Objective: Reproduce every entry exactly, without alteration.

---*---

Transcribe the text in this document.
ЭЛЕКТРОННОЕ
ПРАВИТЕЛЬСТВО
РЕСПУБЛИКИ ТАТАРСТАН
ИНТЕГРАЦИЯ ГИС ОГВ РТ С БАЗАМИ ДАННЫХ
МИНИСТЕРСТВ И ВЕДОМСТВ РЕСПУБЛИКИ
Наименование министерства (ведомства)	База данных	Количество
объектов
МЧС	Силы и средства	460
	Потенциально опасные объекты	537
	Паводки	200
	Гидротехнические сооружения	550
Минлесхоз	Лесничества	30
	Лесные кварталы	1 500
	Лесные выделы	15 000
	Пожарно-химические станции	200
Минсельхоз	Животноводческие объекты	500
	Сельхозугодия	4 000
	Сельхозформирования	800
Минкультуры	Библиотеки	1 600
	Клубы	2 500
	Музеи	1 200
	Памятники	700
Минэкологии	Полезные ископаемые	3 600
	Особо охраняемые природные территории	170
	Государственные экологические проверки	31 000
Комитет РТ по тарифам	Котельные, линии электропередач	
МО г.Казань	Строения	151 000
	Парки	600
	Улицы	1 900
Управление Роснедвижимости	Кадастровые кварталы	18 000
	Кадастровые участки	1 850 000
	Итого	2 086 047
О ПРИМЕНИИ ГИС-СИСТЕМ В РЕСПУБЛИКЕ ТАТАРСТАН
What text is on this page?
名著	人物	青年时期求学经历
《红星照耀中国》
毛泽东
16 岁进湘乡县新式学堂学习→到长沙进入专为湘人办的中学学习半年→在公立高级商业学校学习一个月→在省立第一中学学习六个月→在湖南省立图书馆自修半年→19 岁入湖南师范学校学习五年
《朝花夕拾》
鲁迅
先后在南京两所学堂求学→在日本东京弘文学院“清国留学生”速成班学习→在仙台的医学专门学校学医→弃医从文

---*---

Reply to the task:
Transcribe the text in this document.
ЭЛЕКТРОННОЕ
ПРАВИТЕЛЬСТВО
РЕСПУБЛИКИ ТАТАРСТАН
ИНТЕГРАЦИЯ ГИС ОГВ РТ С БАЗАМИ ДАННЫХ
МИНИСТЕРСТВ И ВЕДОМСТВ РЕСПУБЛИКИ
Наименование министерства (ведомства)	База данных	Количество
объектов
МЧС	Силы и средства	460
	Потенциально опасные объекты	537
	Паводки	200
	Гидротехнические сооружения	550
Минлесхоз	Лесничества	30
	Лесные кварталы	1 500
	Лесные выделы	15 000
	Пожарно-химические станции	200
Минсельхоз	Животноводческие объекты	500
	Сельхозугодия	4 000
	Сельхозформирования	800
Минкультуры	Библиотеки	1 600
	Клубы	2 500
	Музеи	1 200
	Памятники	700
Минэкологии	Полезные ископаемые	3 600
	Особо охраняемые природные территории	170
	Государственные экологические проверки	31 000
Комитет РТ по тарифам	Котельные, линии электропередач	
МО г.Казань	Строения	151 000
	Парки	600
	Улицы	1 900
Управление Роснедвижимости	Кадастровые кварталы	18 000
	Кадастровые участки	1 850 000
	Итого	2 086 047
О ПРИМЕНИИ ГИС-СИСТЕМ В РЕСПУБЛИКЕ ТАТАРСТАН
What text is on this page?
名著	人物	青年时期求学经历
《红星照耀中国》
毛泽东
16 岁进湘乡县新式学堂学习→到长沙进入专为湘人办的中学学习半年→在公立高级商业学校学习一个月→在省立第一中学学习六个月→在湖南省立图书馆自修半年→19 岁入湖南师范学校学习五年
《朝花夕拾》
鲁迅
先后在南京两所学堂求学→在日本东京弘文学院“清国留学生”速成班学习→在仙台的医学专门学校学医→弃医从文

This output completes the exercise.